Entries from a collection
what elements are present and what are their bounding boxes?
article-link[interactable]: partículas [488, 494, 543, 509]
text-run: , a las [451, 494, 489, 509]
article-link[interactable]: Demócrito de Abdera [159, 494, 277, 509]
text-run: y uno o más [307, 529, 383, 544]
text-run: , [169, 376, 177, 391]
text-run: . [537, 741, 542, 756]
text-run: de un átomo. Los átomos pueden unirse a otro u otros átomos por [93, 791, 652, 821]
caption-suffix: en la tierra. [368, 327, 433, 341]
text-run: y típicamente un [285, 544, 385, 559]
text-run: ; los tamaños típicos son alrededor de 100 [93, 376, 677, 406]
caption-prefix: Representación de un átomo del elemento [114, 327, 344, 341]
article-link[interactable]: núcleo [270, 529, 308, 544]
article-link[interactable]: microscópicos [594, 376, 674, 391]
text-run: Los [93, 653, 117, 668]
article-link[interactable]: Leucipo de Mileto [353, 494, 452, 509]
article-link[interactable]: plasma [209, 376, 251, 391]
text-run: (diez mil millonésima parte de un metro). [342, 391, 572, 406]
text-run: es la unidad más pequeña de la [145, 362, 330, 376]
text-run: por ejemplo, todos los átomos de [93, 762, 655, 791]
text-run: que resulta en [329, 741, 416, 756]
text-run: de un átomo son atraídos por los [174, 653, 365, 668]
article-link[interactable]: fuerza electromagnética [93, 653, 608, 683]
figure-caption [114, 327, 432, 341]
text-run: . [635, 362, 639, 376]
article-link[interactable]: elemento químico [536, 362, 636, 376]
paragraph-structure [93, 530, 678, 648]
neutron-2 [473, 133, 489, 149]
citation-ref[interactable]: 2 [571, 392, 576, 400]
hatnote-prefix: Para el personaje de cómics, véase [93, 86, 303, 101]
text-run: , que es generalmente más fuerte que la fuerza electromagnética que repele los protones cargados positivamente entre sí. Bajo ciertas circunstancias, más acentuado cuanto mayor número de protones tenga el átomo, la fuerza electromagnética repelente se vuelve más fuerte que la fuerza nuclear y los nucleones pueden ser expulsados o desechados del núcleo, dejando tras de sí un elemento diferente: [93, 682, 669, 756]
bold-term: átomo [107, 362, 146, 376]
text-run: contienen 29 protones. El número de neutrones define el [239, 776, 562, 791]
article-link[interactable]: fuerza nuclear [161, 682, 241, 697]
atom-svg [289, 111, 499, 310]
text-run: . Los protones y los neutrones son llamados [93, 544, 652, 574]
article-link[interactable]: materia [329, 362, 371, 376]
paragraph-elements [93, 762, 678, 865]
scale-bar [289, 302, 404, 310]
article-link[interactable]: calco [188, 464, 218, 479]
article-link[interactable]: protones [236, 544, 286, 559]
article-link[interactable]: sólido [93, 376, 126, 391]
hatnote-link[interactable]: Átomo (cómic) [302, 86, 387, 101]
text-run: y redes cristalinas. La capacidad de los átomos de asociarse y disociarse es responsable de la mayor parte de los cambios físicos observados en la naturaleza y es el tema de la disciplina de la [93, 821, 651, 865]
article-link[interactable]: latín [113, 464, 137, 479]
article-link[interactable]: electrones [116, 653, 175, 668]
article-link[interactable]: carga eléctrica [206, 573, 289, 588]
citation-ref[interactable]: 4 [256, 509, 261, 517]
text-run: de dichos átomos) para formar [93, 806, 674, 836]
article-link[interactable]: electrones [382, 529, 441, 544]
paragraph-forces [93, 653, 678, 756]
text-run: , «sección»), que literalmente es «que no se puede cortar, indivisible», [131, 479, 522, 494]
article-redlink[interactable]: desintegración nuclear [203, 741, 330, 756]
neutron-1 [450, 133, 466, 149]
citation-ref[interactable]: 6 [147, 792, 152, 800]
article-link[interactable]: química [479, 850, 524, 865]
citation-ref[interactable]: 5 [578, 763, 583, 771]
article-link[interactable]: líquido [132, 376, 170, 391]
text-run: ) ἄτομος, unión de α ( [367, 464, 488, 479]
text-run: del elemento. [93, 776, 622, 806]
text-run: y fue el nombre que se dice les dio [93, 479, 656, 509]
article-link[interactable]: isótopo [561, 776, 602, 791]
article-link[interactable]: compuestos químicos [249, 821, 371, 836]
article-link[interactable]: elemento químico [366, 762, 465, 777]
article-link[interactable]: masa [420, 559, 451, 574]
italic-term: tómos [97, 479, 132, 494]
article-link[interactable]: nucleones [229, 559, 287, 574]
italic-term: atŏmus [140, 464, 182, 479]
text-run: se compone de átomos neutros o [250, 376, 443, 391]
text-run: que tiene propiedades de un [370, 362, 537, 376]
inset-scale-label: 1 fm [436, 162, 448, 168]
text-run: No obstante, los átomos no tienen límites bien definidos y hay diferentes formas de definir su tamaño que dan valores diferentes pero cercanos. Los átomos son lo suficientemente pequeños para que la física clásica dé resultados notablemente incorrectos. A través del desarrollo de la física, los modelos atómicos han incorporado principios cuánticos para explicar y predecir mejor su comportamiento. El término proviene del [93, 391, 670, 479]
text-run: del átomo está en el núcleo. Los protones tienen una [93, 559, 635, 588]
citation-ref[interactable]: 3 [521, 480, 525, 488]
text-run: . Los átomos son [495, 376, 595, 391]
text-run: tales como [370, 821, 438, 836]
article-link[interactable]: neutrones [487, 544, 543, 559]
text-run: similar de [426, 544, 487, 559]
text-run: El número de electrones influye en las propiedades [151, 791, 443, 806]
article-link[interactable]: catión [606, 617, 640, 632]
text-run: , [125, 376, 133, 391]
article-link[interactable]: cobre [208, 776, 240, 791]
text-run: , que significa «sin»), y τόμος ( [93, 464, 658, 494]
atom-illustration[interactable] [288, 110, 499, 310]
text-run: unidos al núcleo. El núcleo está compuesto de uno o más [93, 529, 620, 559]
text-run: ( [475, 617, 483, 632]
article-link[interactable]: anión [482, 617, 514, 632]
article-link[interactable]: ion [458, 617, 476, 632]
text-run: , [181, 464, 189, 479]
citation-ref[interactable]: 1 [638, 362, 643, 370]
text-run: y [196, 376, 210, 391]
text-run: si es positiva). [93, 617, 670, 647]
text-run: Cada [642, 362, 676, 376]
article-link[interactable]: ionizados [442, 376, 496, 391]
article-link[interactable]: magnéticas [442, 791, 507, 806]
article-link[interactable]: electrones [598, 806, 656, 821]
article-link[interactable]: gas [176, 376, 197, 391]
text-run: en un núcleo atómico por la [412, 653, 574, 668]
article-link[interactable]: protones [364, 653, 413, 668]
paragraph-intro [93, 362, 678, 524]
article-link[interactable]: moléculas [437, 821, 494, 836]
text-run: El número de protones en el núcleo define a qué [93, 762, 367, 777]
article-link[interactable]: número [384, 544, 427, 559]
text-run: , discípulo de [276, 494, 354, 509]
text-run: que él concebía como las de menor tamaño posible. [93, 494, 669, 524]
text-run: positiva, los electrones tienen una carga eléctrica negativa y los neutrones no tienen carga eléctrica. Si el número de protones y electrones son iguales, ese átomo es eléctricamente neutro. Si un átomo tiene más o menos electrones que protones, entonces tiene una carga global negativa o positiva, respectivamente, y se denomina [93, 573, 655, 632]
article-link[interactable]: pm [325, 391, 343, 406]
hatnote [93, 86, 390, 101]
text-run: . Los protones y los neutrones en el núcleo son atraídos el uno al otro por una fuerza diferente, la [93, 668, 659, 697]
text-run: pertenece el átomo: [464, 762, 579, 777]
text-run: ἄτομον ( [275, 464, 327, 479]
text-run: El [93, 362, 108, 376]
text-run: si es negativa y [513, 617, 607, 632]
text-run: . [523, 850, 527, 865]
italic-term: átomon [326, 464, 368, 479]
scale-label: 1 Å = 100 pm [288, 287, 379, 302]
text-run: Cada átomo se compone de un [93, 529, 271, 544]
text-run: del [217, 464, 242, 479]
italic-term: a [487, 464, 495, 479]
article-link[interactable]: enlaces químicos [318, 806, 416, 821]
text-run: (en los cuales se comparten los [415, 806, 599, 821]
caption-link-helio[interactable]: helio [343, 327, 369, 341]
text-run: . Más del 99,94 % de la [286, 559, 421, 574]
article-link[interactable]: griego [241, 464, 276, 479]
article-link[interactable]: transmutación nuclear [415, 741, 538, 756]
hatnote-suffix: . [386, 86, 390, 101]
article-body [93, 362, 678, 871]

[Given exercise]:
Pull out each line in the entries above that contains the string "label". Match upper and lower case exactly.

[Complete answer]:
inset-scale-label: 1 fm [436, 162, 448, 168]
scale-label: 1 Å = 100 pm [288, 287, 379, 302]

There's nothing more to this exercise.